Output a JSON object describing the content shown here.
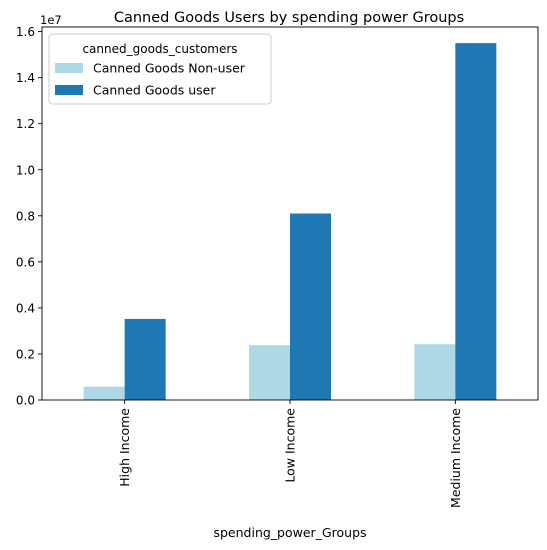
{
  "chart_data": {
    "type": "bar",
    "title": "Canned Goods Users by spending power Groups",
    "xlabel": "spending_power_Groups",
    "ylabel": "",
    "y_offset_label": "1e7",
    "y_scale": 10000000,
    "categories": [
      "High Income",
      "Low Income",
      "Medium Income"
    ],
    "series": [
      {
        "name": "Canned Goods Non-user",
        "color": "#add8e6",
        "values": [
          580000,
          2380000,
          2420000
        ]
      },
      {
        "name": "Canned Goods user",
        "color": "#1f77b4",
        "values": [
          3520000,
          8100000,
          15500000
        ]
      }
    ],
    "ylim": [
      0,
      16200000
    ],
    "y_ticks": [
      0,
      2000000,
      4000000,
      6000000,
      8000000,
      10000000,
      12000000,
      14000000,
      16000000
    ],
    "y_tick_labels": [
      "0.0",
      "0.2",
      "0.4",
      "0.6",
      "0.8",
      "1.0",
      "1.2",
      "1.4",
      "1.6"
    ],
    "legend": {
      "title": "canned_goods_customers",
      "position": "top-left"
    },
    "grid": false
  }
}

· · · · ·

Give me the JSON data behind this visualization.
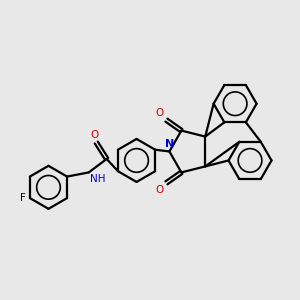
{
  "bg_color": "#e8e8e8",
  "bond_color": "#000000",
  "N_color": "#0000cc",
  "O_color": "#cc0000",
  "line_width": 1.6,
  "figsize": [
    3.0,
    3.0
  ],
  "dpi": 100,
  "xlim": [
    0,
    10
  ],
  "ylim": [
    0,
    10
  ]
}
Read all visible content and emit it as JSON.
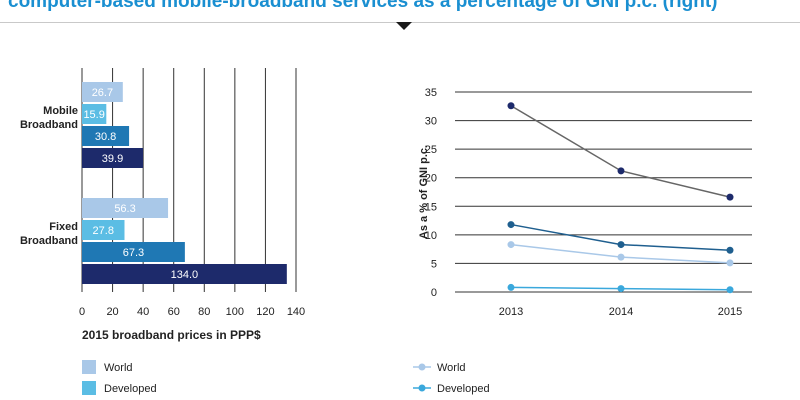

· · · · ·

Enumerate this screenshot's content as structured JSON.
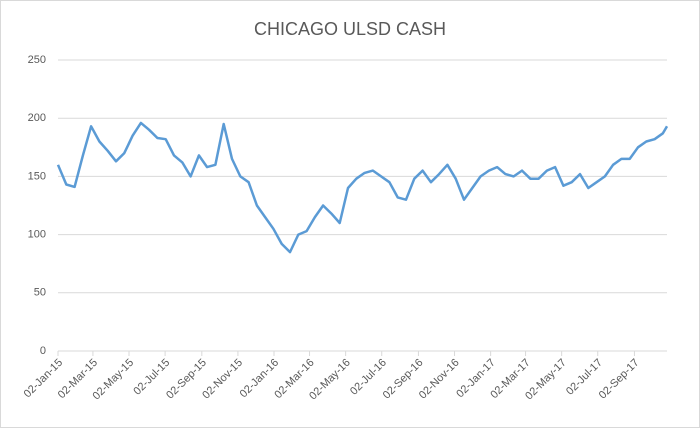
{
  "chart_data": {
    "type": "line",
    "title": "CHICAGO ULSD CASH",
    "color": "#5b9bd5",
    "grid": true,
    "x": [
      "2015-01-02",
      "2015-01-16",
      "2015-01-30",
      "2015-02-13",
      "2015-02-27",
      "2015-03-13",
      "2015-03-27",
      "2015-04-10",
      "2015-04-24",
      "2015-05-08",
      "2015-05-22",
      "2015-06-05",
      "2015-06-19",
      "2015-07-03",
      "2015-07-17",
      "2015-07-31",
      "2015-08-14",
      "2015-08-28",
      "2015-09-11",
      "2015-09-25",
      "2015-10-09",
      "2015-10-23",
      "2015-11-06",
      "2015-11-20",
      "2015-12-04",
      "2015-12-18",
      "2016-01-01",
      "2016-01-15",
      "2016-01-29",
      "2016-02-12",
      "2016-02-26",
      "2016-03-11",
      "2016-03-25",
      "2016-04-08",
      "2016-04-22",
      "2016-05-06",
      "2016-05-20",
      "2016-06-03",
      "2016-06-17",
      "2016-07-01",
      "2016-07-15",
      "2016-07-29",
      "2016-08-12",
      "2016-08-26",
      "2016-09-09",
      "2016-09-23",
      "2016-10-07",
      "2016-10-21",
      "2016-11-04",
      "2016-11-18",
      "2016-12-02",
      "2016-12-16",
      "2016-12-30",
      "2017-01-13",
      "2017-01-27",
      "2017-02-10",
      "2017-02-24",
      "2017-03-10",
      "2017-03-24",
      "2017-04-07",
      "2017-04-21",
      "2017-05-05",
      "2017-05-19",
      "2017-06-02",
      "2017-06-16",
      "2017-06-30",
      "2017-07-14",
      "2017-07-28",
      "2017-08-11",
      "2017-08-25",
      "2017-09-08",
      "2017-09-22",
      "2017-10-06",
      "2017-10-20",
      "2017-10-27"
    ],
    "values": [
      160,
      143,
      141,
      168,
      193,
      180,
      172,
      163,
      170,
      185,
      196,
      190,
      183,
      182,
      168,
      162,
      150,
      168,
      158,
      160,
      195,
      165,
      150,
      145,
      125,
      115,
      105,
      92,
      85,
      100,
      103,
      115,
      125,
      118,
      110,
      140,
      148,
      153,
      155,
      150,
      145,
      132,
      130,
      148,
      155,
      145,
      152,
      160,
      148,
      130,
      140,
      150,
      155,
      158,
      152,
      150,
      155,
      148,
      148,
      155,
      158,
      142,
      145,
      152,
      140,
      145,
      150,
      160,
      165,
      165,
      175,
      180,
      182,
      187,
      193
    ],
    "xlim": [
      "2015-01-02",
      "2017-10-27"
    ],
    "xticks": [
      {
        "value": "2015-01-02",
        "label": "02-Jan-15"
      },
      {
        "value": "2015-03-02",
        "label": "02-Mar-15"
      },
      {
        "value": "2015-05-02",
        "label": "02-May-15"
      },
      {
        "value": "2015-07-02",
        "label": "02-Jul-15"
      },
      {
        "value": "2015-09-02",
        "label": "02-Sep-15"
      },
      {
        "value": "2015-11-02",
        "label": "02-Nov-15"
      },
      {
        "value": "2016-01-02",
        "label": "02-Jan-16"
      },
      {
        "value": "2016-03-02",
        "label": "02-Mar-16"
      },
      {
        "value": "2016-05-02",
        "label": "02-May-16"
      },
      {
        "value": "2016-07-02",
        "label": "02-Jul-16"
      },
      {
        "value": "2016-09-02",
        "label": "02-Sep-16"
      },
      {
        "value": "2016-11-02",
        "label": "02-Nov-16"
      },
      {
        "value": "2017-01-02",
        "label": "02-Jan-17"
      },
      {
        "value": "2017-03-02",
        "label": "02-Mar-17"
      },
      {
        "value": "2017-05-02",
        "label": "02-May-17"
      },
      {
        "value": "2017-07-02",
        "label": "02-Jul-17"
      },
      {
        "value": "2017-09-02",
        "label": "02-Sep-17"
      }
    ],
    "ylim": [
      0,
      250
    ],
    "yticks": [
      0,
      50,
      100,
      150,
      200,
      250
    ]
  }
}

· · · · ·

## GOAL
Only the lines between the line with "Give me the" and the line with "Read all visible content and emit it as JSON.", inclusive, should be reproduced, exactly as written and without pictures.

## SOLUTION TO THE EXERCISE
Give me the JSON data behind this visualization.
{
  "bg_color": "#e8e8e8",
  "bond_color": "#000000",
  "N_color": "#0000cc",
  "O_color": "#cc0000",
  "line_width": 1.6,
  "figsize": [
    3.0,
    3.0
  ],
  "dpi": 100,
  "xlim": [
    0,
    10
  ],
  "ylim": [
    0,
    10
  ]
}
Read all visible content and emit it as JSON.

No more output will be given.